- [Entries supplied]

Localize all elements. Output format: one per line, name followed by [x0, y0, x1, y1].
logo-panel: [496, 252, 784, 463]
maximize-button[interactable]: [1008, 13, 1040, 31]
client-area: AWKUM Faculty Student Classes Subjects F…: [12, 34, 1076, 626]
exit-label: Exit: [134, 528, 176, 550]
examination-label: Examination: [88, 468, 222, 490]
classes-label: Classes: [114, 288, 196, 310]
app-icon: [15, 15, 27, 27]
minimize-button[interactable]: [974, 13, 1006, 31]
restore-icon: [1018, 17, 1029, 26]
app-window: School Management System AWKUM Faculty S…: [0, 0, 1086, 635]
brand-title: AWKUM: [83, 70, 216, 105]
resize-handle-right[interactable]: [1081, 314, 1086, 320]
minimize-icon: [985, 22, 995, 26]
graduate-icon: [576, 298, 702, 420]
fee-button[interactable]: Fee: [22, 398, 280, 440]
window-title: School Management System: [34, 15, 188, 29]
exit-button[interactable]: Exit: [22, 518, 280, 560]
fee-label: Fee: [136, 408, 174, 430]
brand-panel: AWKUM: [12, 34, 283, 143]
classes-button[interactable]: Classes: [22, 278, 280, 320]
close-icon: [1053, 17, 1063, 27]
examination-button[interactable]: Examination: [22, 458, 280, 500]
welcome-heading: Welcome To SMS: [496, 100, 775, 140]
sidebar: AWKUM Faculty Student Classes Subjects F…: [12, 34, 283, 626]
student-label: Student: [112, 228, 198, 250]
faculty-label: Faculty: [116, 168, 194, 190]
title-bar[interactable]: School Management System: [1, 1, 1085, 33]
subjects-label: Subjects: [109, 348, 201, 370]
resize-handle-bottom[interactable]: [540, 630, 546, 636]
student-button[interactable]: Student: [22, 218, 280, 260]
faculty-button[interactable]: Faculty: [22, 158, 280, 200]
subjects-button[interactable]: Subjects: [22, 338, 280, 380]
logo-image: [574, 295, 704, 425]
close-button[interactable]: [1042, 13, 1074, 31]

- [Objective]
Output every line of the item above as a numbered list, leaving out any blank lines.

- [Correct response]
1. Localize all elements. Output format: one per line, name followed by [x0, y0, x1, y1].
2. logo-panel: [496, 252, 784, 463]
3. maximize-button[interactable]: [1008, 13, 1040, 31]
4. client-area: AWKUM Faculty Student Classes Subjects F…: [12, 34, 1076, 626]
5. exit-label: Exit: [134, 528, 176, 550]
6. examination-label: Examination: [88, 468, 222, 490]
7. classes-label: Classes: [114, 288, 196, 310]
8. app-icon: [15, 15, 27, 27]
9. minimize-button[interactable]: [974, 13, 1006, 31]
10. restore-icon: [1018, 17, 1029, 26]
11. app-window: School Management System AWKUM Faculty S…: [0, 0, 1086, 635]
12. brand-title: AWKUM: [83, 70, 216, 105]
13. resize-handle-right[interactable]: [1081, 314, 1086, 320]
14. minimize-icon: [985, 22, 995, 26]
15. graduate-icon: [576, 298, 702, 420]
16. fee-button[interactable]: Fee: [22, 398, 280, 440]
17. window-title: School Management System: [34, 15, 188, 29]
18. exit-button[interactable]: Exit: [22, 518, 280, 560]
19. fee-label: Fee: [136, 408, 174, 430]
20. brand-panel: AWKUM: [12, 34, 283, 143]
21. classes-button[interactable]: Classes: [22, 278, 280, 320]
22. close-icon: [1053, 17, 1063, 27]
23. examination-button[interactable]: Examination: [22, 458, 280, 500]
24. welcome-heading: Welcome To SMS: [496, 100, 775, 140]
25. sidebar: AWKUM Faculty Student Classes Subjects F…: [12, 34, 283, 626]
26. student-label: Student: [112, 228, 198, 250]
27. faculty-label: Faculty: [116, 168, 194, 190]
28. title-bar[interactable]: School Management System: [1, 1, 1085, 33]
29. subjects-label: Subjects: [109, 348, 201, 370]
30. resize-handle-bottom[interactable]: [540, 630, 546, 636]
31. student-button[interactable]: Student: [22, 218, 280, 260]
32. faculty-button[interactable]: Faculty: [22, 158, 280, 200]
33. subjects-button[interactable]: Subjects: [22, 338, 280, 380]
34. logo-image: [574, 295, 704, 425]
35. close-button[interactable]: [1042, 13, 1074, 31]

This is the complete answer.